▶ [EXERCISE REQUIREMENTS]:
All entries should be output exactly as they stand.

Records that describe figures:
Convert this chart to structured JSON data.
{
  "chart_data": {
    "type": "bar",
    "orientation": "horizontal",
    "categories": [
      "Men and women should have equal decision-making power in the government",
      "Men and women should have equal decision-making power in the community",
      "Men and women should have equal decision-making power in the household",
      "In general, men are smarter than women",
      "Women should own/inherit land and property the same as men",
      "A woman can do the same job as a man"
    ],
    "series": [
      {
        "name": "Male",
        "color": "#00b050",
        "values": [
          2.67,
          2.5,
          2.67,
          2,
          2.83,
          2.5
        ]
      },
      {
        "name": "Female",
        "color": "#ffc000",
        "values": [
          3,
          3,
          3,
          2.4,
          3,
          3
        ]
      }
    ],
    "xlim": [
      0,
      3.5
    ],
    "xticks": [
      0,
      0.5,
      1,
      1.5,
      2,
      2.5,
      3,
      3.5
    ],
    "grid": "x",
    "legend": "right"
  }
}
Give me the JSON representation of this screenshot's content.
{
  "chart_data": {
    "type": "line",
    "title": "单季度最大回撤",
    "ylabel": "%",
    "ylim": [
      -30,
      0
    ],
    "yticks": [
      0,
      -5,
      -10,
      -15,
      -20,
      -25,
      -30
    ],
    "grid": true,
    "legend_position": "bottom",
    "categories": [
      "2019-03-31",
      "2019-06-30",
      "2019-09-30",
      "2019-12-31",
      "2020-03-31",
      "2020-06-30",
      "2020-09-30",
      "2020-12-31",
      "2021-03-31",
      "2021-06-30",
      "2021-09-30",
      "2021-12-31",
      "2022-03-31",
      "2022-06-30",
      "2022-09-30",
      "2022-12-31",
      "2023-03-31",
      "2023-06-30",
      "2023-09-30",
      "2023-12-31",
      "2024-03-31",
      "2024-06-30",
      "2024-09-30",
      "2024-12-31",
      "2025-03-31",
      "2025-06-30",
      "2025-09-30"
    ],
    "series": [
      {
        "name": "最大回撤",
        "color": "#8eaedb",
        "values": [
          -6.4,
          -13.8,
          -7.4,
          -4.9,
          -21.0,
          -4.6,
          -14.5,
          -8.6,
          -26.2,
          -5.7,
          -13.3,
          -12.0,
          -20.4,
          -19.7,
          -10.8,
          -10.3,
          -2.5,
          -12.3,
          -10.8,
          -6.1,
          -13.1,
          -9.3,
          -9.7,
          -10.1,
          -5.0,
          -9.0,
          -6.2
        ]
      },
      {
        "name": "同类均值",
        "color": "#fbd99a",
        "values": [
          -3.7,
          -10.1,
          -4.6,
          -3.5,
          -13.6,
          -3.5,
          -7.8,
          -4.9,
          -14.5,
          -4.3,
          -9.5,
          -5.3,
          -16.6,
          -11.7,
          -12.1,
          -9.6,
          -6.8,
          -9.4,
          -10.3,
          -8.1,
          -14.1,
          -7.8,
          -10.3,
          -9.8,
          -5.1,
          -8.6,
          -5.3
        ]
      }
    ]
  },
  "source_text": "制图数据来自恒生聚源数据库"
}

▶ [IN RESPONSE]:
Convert this chart to structured JSON data.
{
  "chart_data": {
    "type": "bar",
    "orientation": "horizontal",
    "categories": [
      "Men and women should have equal decision-making power in the government",
      "Men and women should have equal decision-making power in the community",
      "Men and women should have equal decision-making power in the household",
      "In general, men are smarter than women",
      "Women should own/inherit land and property the same as men",
      "A woman can do the same job as a man"
    ],
    "series": [
      {
        "name": "Male",
        "color": "#00b050",
        "values": [
          2.67,
          2.5,
          2.67,
          2,
          2.83,
          2.5
        ]
      },
      {
        "name": "Female",
        "color": "#ffc000",
        "values": [
          3,
          3,
          3,
          2.4,
          3,
          3
        ]
      }
    ],
    "xlim": [
      0,
      3.5
    ],
    "xticks": [
      0,
      0.5,
      1,
      1.5,
      2,
      2.5,
      3,
      3.5
    ],
    "grid": "x",
    "legend": "right"
  }
}
Give me the JSON representation of this screenshot's content.
{
  "chart_data": {
    "type": "line",
    "title": "单季度最大回撤",
    "ylabel": "%",
    "ylim": [
      -30,
      0
    ],
    "yticks": [
      0,
      -5,
      -10,
      -15,
      -20,
      -25,
      -30
    ],
    "grid": true,
    "legend_position": "bottom",
    "categories": [
      "2019-03-31",
      "2019-06-30",
      "2019-09-30",
      "2019-12-31",
      "2020-03-31",
      "2020-06-30",
      "2020-09-30",
      "2020-12-31",
      "2021-03-31",
      "2021-06-30",
      "2021-09-30",
      "2021-12-31",
      "2022-03-31",
      "2022-06-30",
      "2022-09-30",
      "2022-12-31",
      "2023-03-31",
      "2023-06-30",
      "2023-09-30",
      "2023-12-31",
      "2024-03-31",
      "2024-06-30",
      "2024-09-30",
      "2024-12-31",
      "2025-03-31",
      "2025-06-30",
      "2025-09-30"
    ],
    "series": [
      {
        "name": "最大回撤",
        "color": "#8eaedb",
        "values": [
          -6.4,
          -13.8,
          -7.4,
          -4.9,
          -21.0,
          -4.6,
          -14.5,
          -8.6,
          -26.2,
          -5.7,
          -13.3,
          -12.0,
          -20.4,
          -19.7,
          -10.8,
          -10.3,
          -2.5,
          -12.3,
          -10.8,
          -6.1,
          -13.1,
          -9.3,
          -9.7,
          -10.1,
          -5.0,
          -9.0,
          -6.2
        ]
      },
      {
        "name": "同类均值",
        "color": "#fbd99a",
        "values": [
          -3.7,
          -10.1,
          -4.6,
          -3.5,
          -13.6,
          -3.5,
          -7.8,
          -4.9,
          -14.5,
          -4.3,
          -9.5,
          -5.3,
          -16.6,
          -11.7,
          -12.1,
          -9.6,
          -6.8,
          -9.4,
          -10.3,
          -8.1,
          -14.1,
          -7.8,
          -10.3,
          -9.8,
          -5.1,
          -8.6,
          -5.3
        ]
      }
    ]
  },
  "source_text": "制图数据来自恒生聚源数据库"
}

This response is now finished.